**OBJECTIVE**
Reproduce every line in the listing that contains the word "icon".

-------

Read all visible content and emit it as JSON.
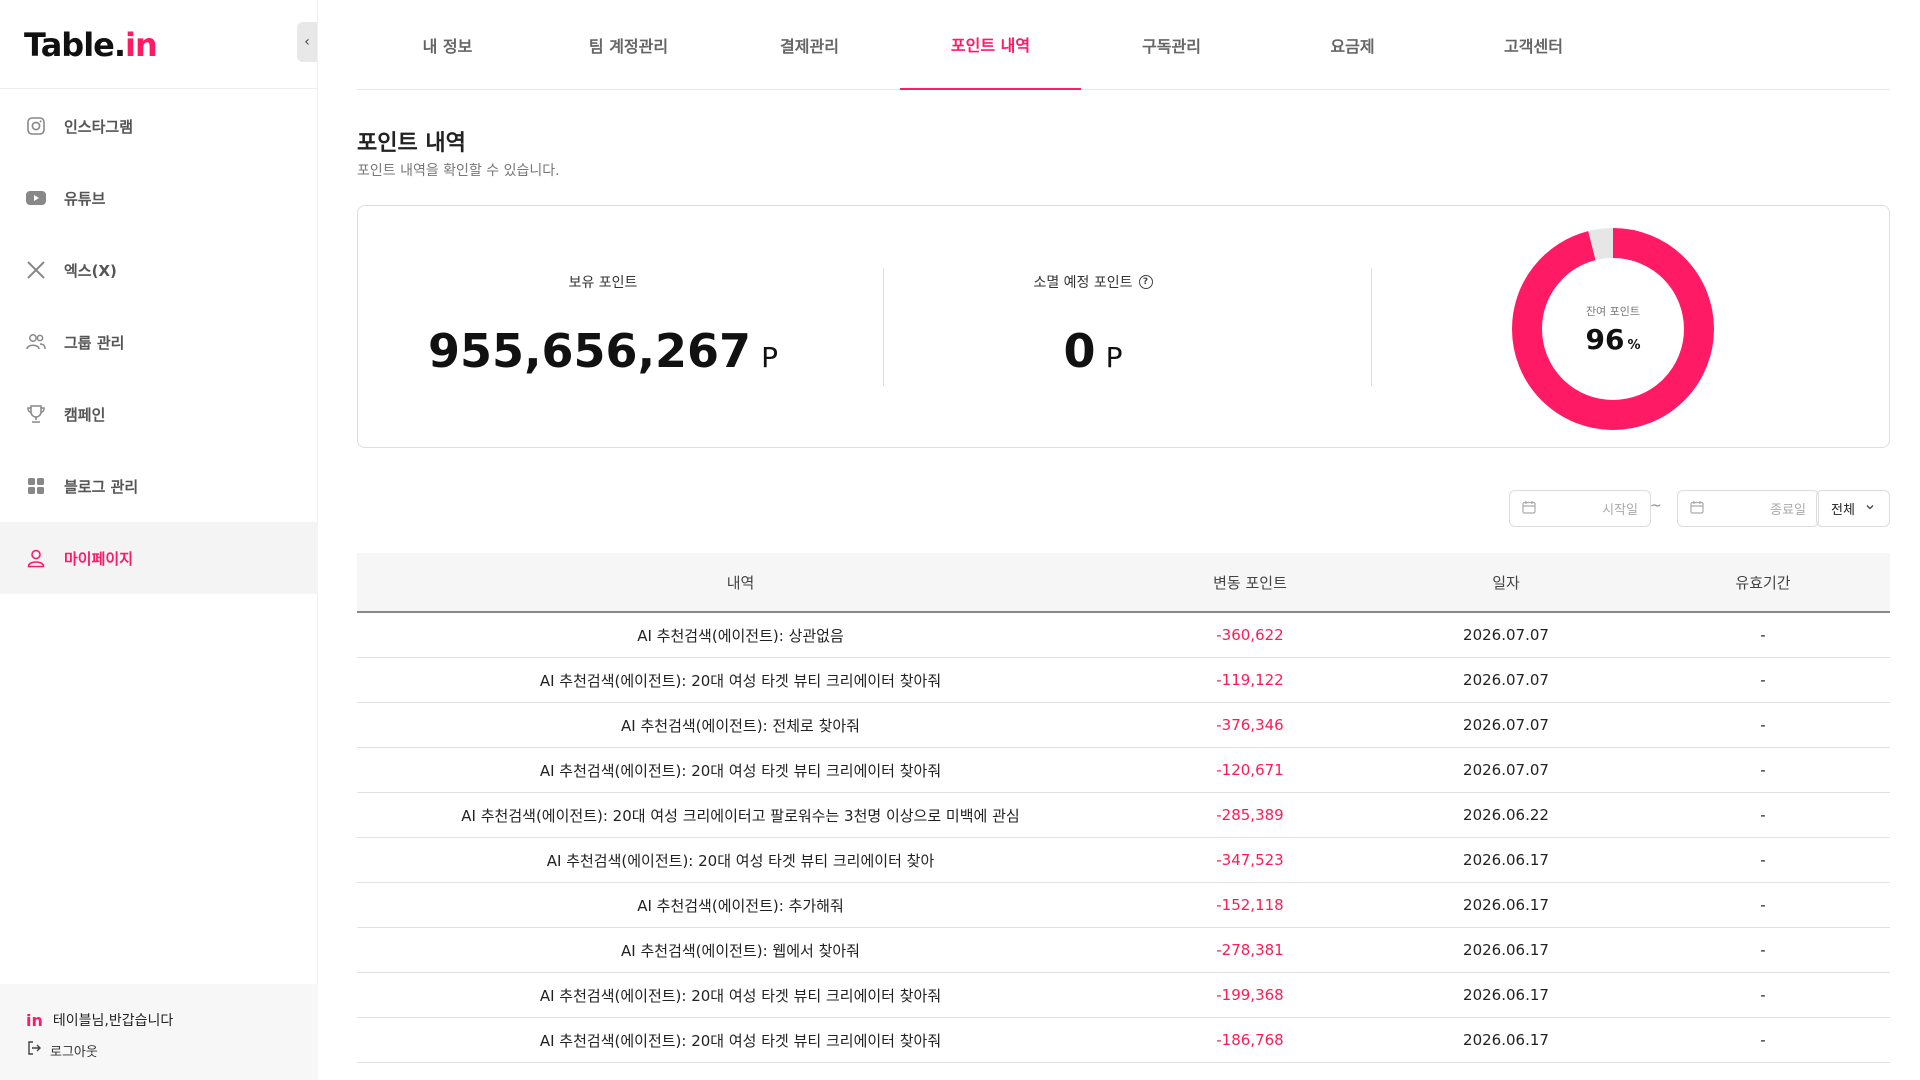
{
  "brand": {
    "logo_main": "Table.",
    "logo_accent": "in",
    "accent_color": "#ff1a66"
  },
  "sidebar": {
    "items": [
      {
        "label": "인스타그램",
        "icon": "instagram-icon"
      },
      {
        "label": "유튜브",
        "icon": "youtube-icon"
      },
      {
        "label": "엑스(X)",
        "icon": "x-icon"
      },
      {
        "label": "그룹 관리",
        "icon": "group-icon"
      },
      {
        "label": "캠페인",
        "icon": "trophy-icon"
      },
      {
        "label": "블로그 관리",
        "icon": "grid-icon"
      },
      {
        "label": "마이페이지",
        "icon": "user-icon",
        "active": true
      }
    ],
    "footer": {
      "greeting": "테이블님,반갑습니다",
      "logout": "로그아웃",
      "brand_mark": "in"
    }
  },
  "tabs": [
    "내 정보",
    "팀 계정관리",
    "결제관리",
    "포인트 내역",
    "구독관리",
    "요금제",
    "고객센터"
  ],
  "active_tab": 3,
  "page": {
    "title": "포인트 내역",
    "subtitle": "포인트 내역을 확인할 수 있습니다."
  },
  "summary": {
    "owned_label": "보유 포인트",
    "owned_value": "955,656,267",
    "owned_unit": "P",
    "expiring_label": "소멸 예정 포인트",
    "expiring_value": "0",
    "expiring_unit": "P",
    "remaining_label": "잔여 포인트",
    "remaining_value": "96",
    "remaining_unit": "%",
    "remaining_fraction": 0.96
  },
  "filters": {
    "start_placeholder": "시작일",
    "end_placeholder": "종료일",
    "separator": "~",
    "select_value": "전체"
  },
  "table": {
    "headers": [
      "내역",
      "변동 포인트",
      "일자",
      "유효기간"
    ],
    "rows": [
      [
        "AI 추천검색(에이전트): 상관없음",
        "-360,622",
        "2026.07.07",
        "-"
      ],
      [
        "AI 추천검색(에이전트): 20대 여성 타겟 뷰티 크리에이터 찾아줘",
        "-119,122",
        "2026.07.07",
        "-"
      ],
      [
        "AI 추천검색(에이전트): 전체로 찾아줘",
        "-376,346",
        "2026.07.07",
        "-"
      ],
      [
        "AI 추천검색(에이전트): 20대 여성 타겟 뷰티 크리에이터 찾아줘",
        "-120,671",
        "2026.07.07",
        "-"
      ],
      [
        "AI 추천검색(에이전트): 20대 여성 크리에이터고 팔로워수는 3천명 이상으로 미백에 관심",
        "-285,389",
        "2026.06.22",
        "-"
      ],
      [
        "AI 추천검색(에이전트): 20대 여성 타겟 뷰티 크리에이터 찾아",
        "-347,523",
        "2026.06.17",
        "-"
      ],
      [
        "AI 추천검색(에이전트): 추가해줘",
        "-152,118",
        "2026.06.17",
        "-"
      ],
      [
        "AI 추천검색(에이전트): 웹에서 찾아줘",
        "-278,381",
        "2026.06.17",
        "-"
      ],
      [
        "AI 추천검색(에이전트): 20대 여성 타겟 뷰티 크리에이터 찾아줘",
        "-199,368",
        "2026.06.17",
        "-"
      ],
      [
        "AI 추천검색(에이전트): 20대 여성 타겟 뷰티 크리에이터 찾아줘",
        "-186,768",
        "2026.06.17",
        "-"
      ]
    ]
  }
}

-------

**TASK RESULT**
        "icon": "instagram-icon"
        "icon": "youtube-icon"
        "icon": "x-icon"
        "icon": "group-icon"
        "icon": "trophy-icon"
        "icon": "grid-icon"
        "icon": "user-icon",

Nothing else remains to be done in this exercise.